_MATERIAL PROVIDED:_

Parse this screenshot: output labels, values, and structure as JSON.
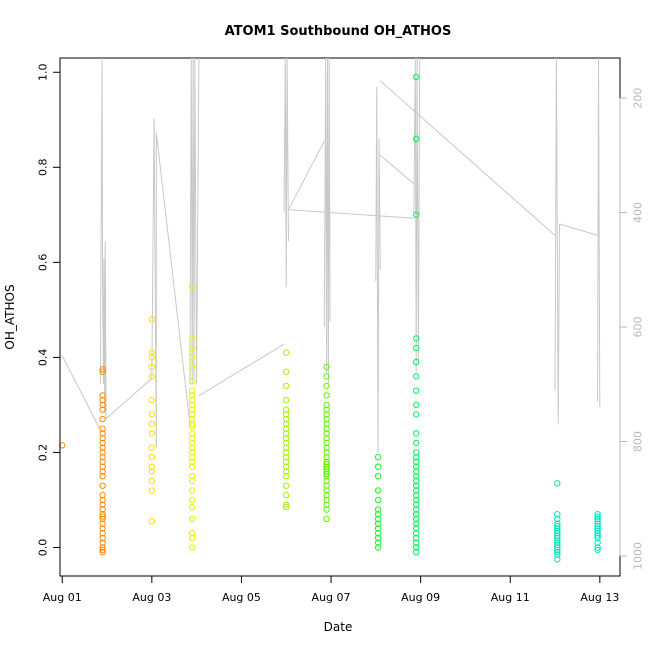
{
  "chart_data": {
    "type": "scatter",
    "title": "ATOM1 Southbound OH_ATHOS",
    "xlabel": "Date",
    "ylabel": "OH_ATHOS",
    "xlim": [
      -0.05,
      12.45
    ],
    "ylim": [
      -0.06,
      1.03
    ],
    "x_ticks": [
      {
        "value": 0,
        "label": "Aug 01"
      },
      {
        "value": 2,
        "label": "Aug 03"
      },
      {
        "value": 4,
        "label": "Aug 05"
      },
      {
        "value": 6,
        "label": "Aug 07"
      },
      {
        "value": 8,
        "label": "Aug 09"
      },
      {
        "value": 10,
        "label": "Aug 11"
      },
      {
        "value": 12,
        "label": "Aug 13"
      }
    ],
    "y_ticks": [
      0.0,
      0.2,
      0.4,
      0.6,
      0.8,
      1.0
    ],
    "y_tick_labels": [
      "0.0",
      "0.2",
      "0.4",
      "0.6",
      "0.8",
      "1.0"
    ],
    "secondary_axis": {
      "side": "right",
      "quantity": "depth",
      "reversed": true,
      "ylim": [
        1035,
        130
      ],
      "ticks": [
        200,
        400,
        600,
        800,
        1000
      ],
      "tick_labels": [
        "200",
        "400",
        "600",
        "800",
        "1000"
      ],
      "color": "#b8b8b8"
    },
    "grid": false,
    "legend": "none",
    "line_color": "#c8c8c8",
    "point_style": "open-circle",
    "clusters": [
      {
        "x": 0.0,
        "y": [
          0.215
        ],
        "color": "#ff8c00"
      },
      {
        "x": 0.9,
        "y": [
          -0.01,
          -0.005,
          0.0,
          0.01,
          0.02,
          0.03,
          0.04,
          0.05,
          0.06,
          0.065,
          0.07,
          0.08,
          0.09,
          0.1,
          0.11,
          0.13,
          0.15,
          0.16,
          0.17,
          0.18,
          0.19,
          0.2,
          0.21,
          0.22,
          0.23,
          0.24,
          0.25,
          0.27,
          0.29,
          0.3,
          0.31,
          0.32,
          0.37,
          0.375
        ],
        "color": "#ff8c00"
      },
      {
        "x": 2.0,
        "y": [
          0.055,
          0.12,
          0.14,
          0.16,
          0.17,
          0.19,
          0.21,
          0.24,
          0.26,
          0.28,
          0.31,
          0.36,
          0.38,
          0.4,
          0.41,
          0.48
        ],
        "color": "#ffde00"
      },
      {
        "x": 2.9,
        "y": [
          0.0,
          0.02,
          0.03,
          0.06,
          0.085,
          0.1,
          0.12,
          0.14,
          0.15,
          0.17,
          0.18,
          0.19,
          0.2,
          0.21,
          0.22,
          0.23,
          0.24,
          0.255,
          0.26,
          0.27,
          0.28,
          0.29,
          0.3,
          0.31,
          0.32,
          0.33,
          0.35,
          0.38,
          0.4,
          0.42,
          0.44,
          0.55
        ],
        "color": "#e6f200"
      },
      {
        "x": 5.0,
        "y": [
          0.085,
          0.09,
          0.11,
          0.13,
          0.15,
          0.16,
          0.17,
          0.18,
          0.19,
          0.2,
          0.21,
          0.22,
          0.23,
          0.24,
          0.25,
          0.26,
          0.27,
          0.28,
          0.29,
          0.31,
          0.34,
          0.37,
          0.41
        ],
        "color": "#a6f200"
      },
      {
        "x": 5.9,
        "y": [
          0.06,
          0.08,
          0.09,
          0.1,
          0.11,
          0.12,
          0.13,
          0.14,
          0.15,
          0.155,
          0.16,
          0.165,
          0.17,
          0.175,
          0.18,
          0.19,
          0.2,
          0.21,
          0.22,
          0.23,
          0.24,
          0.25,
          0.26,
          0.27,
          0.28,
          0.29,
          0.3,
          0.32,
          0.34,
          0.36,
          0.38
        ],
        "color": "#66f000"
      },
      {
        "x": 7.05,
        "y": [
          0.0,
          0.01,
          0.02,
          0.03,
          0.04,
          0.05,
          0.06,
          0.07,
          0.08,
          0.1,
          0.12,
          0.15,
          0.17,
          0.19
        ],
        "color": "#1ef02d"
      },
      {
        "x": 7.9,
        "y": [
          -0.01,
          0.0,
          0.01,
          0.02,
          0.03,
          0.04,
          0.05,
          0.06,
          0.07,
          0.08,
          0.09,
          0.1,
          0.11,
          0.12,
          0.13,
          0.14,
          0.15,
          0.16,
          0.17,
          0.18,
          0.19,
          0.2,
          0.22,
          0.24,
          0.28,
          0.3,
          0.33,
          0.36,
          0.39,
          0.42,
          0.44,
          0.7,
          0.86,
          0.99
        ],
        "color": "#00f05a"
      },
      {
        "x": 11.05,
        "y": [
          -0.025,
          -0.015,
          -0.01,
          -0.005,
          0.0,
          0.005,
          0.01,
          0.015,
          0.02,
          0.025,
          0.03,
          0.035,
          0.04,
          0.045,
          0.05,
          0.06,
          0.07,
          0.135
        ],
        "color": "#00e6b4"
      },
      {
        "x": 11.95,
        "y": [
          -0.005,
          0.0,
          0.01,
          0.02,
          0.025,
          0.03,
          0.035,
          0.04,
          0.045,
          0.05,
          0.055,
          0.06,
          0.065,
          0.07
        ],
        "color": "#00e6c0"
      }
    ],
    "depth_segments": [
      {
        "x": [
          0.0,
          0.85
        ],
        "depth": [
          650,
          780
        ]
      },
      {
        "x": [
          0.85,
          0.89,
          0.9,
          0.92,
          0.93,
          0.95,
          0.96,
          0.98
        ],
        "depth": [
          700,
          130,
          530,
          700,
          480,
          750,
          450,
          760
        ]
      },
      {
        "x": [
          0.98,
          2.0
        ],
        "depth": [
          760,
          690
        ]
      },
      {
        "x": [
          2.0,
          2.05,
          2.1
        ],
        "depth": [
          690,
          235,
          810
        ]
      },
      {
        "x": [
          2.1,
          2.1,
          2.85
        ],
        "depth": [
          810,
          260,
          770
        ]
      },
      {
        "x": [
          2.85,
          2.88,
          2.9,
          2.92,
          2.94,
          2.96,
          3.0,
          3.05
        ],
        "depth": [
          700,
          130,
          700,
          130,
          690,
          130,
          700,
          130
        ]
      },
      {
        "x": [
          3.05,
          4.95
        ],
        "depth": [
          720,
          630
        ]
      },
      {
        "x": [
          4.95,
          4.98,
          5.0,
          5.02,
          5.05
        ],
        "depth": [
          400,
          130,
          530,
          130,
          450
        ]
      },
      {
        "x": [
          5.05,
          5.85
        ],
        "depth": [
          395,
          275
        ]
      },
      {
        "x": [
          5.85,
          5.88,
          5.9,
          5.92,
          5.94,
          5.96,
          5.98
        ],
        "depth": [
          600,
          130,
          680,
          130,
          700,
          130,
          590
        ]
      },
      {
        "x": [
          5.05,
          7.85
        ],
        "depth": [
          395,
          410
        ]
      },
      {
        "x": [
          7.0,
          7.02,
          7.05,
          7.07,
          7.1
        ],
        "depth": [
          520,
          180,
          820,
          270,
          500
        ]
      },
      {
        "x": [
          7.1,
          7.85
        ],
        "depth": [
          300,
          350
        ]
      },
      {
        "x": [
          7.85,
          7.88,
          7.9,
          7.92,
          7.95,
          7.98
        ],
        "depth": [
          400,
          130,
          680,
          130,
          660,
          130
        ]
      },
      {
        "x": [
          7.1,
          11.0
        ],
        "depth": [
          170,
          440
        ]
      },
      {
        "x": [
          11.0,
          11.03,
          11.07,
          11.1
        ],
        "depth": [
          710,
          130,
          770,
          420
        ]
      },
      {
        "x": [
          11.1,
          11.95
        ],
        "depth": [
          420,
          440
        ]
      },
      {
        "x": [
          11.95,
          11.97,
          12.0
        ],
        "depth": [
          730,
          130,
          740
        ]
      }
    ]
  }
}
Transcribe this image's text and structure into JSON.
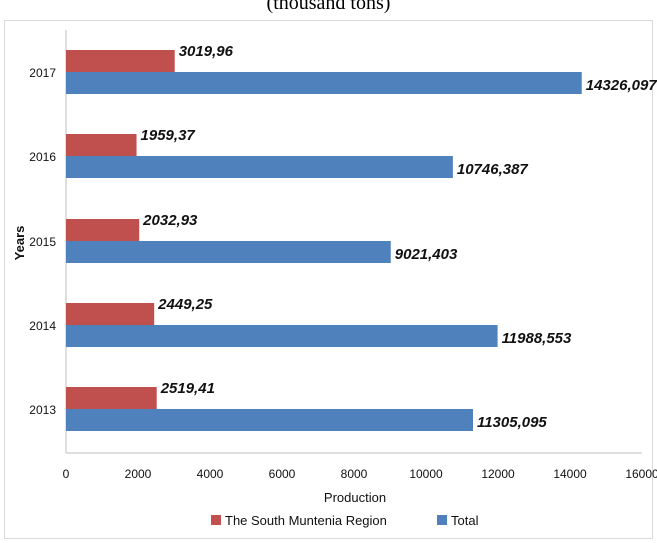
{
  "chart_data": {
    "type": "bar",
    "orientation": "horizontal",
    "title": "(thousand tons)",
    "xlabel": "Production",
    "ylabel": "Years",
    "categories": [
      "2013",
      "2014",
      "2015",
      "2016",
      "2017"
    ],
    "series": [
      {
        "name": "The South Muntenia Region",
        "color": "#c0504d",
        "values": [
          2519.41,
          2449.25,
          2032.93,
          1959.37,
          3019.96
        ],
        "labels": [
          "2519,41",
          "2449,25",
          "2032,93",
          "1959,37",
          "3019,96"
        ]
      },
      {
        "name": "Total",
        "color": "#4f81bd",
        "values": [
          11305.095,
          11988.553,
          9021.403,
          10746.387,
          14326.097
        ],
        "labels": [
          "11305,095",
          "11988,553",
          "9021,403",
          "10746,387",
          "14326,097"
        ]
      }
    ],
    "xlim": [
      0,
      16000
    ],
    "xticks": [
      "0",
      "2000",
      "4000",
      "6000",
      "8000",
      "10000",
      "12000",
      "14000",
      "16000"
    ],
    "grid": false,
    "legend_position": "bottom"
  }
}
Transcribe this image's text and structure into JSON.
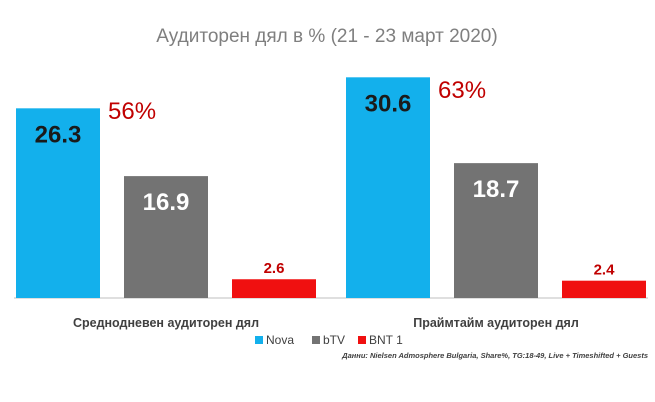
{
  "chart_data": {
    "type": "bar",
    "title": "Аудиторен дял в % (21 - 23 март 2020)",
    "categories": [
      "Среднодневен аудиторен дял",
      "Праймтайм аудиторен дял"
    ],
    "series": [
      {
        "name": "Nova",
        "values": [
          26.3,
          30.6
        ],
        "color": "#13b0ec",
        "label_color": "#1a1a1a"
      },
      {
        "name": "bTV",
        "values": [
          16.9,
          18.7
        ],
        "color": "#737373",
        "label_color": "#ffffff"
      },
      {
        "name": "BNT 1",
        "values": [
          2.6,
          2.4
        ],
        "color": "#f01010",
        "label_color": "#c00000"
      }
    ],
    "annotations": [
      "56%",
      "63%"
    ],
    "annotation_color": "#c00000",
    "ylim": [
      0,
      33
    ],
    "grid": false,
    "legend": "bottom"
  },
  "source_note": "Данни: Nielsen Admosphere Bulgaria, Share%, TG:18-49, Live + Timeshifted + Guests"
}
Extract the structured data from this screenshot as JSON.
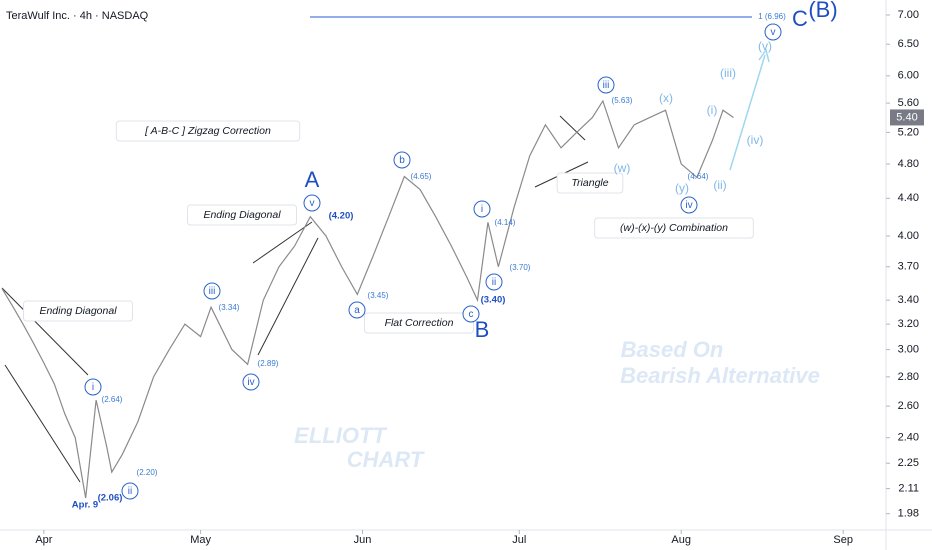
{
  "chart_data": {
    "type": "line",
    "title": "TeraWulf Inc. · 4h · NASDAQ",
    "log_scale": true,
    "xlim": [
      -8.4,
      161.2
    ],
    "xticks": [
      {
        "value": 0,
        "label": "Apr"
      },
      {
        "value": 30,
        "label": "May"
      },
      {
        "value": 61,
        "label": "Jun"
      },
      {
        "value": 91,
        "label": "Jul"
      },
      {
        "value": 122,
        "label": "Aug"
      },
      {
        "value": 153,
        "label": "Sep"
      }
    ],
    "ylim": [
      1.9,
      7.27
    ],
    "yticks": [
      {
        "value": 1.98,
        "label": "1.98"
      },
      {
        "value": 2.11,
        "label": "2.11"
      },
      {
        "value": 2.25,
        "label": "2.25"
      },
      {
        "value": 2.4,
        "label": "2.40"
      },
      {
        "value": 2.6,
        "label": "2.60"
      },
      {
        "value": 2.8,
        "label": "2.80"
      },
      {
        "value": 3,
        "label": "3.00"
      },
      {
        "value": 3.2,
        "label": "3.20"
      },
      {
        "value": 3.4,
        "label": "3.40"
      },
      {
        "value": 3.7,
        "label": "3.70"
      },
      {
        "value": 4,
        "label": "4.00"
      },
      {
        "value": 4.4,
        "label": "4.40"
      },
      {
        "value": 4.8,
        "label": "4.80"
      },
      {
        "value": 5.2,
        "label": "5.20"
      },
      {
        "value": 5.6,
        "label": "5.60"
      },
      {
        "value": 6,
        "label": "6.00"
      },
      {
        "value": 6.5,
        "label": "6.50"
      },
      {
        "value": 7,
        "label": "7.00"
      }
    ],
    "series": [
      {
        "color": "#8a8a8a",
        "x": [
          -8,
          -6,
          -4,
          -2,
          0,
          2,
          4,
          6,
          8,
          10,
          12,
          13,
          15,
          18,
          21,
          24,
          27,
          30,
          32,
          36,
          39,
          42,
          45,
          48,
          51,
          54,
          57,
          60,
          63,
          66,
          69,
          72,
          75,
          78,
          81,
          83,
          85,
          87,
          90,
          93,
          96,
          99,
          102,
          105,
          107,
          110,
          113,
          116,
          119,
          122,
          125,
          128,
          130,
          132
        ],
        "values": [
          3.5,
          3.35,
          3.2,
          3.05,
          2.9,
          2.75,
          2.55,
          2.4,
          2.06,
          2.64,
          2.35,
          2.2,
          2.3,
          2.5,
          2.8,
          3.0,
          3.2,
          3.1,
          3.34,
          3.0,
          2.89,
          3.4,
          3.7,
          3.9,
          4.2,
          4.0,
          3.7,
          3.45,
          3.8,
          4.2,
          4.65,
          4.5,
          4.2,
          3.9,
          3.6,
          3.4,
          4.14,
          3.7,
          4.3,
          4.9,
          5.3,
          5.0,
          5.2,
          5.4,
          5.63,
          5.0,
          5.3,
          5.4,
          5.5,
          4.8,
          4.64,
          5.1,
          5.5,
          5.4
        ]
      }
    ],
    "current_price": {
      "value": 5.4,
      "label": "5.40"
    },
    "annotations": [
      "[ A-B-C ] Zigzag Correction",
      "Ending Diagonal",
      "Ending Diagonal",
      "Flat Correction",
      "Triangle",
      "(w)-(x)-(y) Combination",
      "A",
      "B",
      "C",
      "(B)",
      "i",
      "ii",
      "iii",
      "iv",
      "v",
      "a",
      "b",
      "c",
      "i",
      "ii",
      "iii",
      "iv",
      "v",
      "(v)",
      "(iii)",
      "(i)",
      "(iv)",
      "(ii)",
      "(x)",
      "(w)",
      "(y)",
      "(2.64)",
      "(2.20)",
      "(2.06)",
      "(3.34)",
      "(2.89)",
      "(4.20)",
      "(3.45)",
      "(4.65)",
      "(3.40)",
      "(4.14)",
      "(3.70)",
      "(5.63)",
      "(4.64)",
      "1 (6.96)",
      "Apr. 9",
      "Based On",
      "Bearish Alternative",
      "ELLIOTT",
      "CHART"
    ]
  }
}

_DIRECTION:_ Look through the entries above; copy each line where the string "name" appears.

_WRITTEN ANSWER:_
        "name": "The South Muntenia Region",
        "name": "Total",
        "name": "Nova",
        "name": "bTV",
        "name": "BNT 1",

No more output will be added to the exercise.